* start Entries *

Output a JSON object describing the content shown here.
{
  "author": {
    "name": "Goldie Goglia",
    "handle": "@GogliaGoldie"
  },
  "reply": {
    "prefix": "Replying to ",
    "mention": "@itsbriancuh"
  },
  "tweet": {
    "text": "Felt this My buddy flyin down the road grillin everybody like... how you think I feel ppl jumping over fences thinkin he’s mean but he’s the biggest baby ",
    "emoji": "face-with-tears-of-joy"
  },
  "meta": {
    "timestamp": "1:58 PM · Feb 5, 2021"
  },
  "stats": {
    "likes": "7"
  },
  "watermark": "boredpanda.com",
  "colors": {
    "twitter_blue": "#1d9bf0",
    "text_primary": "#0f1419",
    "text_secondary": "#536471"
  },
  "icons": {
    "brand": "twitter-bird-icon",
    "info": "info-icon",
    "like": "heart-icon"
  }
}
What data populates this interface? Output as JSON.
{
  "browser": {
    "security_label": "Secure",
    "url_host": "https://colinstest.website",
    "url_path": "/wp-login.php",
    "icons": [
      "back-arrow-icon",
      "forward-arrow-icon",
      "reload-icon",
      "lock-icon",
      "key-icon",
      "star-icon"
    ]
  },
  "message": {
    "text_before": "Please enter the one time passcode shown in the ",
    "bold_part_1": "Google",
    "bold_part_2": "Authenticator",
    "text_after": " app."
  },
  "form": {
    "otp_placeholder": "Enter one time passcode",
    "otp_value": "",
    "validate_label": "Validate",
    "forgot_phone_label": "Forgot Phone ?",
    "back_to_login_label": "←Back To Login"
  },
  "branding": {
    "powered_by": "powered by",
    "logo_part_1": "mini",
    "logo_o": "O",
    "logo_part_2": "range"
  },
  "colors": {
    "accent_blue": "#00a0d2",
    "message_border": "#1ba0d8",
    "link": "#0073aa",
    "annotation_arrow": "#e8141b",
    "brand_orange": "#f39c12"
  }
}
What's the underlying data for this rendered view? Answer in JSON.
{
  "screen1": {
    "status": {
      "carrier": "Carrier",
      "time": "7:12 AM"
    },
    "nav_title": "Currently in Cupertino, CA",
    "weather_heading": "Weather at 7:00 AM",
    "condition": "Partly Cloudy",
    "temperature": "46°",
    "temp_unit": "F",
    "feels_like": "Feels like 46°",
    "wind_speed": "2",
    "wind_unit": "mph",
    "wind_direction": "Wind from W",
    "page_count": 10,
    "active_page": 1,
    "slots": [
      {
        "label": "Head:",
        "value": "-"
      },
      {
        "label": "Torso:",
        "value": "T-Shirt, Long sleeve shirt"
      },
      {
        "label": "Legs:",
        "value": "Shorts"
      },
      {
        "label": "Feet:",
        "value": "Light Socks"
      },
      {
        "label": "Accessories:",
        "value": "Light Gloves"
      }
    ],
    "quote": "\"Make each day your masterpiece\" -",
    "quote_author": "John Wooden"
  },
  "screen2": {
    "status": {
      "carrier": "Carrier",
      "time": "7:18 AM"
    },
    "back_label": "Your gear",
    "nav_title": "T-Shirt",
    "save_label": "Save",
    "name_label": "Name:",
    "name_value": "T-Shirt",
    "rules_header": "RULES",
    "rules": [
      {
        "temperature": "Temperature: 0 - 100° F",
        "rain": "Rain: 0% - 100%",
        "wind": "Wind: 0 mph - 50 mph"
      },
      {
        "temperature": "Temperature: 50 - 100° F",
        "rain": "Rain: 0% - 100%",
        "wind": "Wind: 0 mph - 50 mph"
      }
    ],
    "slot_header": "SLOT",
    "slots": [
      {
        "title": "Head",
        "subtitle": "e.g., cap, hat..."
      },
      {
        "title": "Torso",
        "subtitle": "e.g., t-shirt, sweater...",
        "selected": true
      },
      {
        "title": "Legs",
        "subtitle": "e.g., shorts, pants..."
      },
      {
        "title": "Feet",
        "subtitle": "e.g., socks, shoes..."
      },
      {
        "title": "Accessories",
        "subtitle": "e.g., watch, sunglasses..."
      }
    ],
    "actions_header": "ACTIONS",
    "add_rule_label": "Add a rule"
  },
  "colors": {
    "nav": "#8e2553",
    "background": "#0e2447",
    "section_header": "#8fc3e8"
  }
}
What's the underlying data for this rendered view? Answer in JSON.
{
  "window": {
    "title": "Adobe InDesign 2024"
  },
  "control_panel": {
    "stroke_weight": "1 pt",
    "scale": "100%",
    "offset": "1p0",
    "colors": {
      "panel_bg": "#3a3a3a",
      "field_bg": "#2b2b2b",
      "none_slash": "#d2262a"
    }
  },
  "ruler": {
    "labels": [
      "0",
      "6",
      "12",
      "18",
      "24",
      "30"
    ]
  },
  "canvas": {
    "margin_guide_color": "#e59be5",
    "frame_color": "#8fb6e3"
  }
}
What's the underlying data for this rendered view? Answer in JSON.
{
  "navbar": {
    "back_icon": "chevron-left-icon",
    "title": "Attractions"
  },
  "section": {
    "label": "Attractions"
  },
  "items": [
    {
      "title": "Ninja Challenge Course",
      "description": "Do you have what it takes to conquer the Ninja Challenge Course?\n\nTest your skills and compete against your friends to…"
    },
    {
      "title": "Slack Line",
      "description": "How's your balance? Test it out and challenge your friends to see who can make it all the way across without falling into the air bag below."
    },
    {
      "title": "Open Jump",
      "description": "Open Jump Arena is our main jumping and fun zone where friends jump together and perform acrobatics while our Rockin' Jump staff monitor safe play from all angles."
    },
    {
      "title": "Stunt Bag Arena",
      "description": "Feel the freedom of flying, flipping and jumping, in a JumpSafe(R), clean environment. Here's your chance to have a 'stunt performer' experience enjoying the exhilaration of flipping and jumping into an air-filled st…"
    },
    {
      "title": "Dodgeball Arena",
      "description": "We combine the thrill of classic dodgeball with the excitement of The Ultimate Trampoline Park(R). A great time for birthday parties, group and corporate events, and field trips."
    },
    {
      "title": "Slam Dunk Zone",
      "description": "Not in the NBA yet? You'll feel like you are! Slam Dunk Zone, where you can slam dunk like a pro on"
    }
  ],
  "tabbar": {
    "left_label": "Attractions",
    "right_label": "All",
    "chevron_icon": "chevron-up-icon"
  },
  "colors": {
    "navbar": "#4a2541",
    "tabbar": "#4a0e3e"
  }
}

* end Entries *

Problem details:
Using the listing above, return all lines where the word "Course" occurs.

Response:
      "title": "Ninja Challenge Course",
      "description": "Do you have what it takes to conquer the Ninja Challenge Course?\n\nTest your skills and compete against your friends to…"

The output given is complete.